++++ RECORDS FOR THIS TASK ++++

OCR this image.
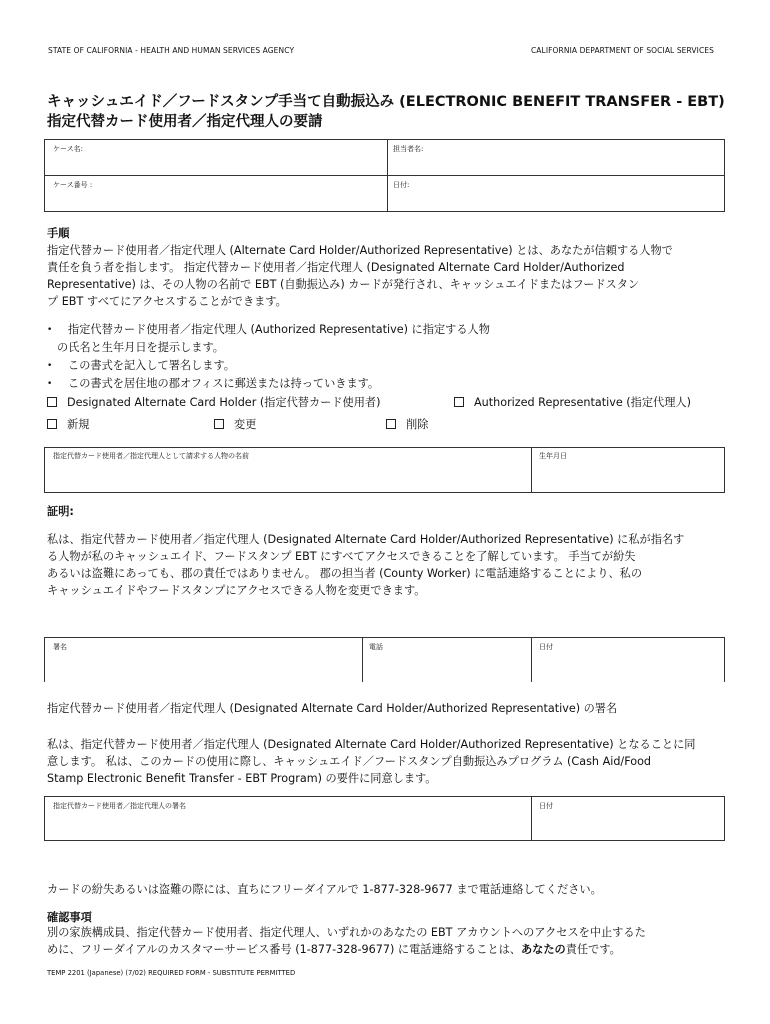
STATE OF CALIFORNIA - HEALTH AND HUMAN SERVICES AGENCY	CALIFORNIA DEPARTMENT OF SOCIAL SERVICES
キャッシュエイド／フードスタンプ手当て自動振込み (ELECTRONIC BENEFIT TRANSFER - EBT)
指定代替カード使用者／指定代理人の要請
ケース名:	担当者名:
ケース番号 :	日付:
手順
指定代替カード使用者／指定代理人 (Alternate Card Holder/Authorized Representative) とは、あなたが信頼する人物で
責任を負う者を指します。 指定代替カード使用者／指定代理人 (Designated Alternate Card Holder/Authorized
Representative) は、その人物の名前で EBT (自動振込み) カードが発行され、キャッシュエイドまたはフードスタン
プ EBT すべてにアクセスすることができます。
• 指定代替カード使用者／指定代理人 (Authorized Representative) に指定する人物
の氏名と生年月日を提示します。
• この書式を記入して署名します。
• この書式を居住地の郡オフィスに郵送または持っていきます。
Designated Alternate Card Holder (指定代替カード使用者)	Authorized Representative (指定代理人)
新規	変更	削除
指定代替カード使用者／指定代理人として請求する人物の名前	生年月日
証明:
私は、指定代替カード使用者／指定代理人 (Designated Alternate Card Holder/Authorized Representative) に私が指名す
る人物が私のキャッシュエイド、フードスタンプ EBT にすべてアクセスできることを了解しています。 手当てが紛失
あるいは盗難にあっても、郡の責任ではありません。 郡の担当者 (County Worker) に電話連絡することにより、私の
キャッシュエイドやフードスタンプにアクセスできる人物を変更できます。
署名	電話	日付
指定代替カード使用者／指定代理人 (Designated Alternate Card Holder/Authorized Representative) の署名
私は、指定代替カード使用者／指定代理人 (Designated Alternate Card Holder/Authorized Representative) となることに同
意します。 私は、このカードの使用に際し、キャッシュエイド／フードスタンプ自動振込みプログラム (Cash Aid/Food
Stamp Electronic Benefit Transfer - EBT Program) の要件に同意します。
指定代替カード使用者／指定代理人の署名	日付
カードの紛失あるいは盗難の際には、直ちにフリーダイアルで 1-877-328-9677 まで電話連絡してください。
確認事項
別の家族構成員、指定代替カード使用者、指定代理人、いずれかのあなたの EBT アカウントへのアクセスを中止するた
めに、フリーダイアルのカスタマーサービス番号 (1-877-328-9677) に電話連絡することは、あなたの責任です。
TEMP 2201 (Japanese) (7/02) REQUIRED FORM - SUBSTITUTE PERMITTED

++++

**WORK REQUIRED**
Restate the whole of the material word for word without the pictures.

**RESULT FOR THIS TASK**
OCR this image.
STATE OF CALIFORNIA - HEALTH AND HUMAN SERVICES AGENCY	CALIFORNIA DEPARTMENT OF SOCIAL SERVICES
キャッシュエイド／フードスタンプ手当て自動振込み (ELECTRONIC BENEFIT TRANSFER - EBT)
指定代替カード使用者／指定代理人の要請
ケース名:	担当者名:
ケース番号 :	日付:
手順
指定代替カード使用者／指定代理人 (Alternate Card Holder/Authorized Representative) とは、あなたが信頼する人物で
責任を負う者を指します。 指定代替カード使用者／指定代理人 (Designated Alternate Card Holder/Authorized
Representative) は、その人物の名前で EBT (自動振込み) カードが発行され、キャッシュエイドまたはフードスタン
プ EBT すべてにアクセスすることができます。
• 指定代替カード使用者／指定代理人 (Authorized Representative) に指定する人物
の氏名と生年月日を提示します。
• この書式を記入して署名します。
• この書式を居住地の郡オフィスに郵送または持っていきます。
Designated Alternate Card Holder (指定代替カード使用者)	Authorized Representative (指定代理人)
新規	変更	削除
指定代替カード使用者／指定代理人として請求する人物の名前	生年月日
証明:
私は、指定代替カード使用者／指定代理人 (Designated Alternate Card Holder/Authorized Representative) に私が指名す
る人物が私のキャッシュエイド、フードスタンプ EBT にすべてアクセスできることを了解しています。 手当てが紛失
あるいは盗難にあっても、郡の責任ではありません。 郡の担当者 (County Worker) に電話連絡することにより、私の
キャッシュエイドやフードスタンプにアクセスできる人物を変更できます。
署名	電話	日付
指定代替カード使用者／指定代理人 (Designated Alternate Card Holder/Authorized Representative) の署名
私は、指定代替カード使用者／指定代理人 (Designated Alternate Card Holder/Authorized Representative) となることに同
意します。 私は、このカードの使用に際し、キャッシュエイド／フードスタンプ自動振込みプログラム (Cash Aid/Food
Stamp Electronic Benefit Transfer - EBT Program) の要件に同意します。
指定代替カード使用者／指定代理人の署名	日付
カードの紛失あるいは盗難の際には、直ちにフリーダイアルで 1-877-328-9677 まで電話連絡してください。
確認事項
別の家族構成員、指定代替カード使用者、指定代理人、いずれかのあなたの EBT アカウントへのアクセスを中止するた
めに、フリーダイアルのカスタマーサービス番号 (1-877-328-9677) に電話連絡することは、あなたの責任です。
TEMP 2201 (Japanese) (7/02) REQUIRED FORM - SUBSTITUTE PERMITTED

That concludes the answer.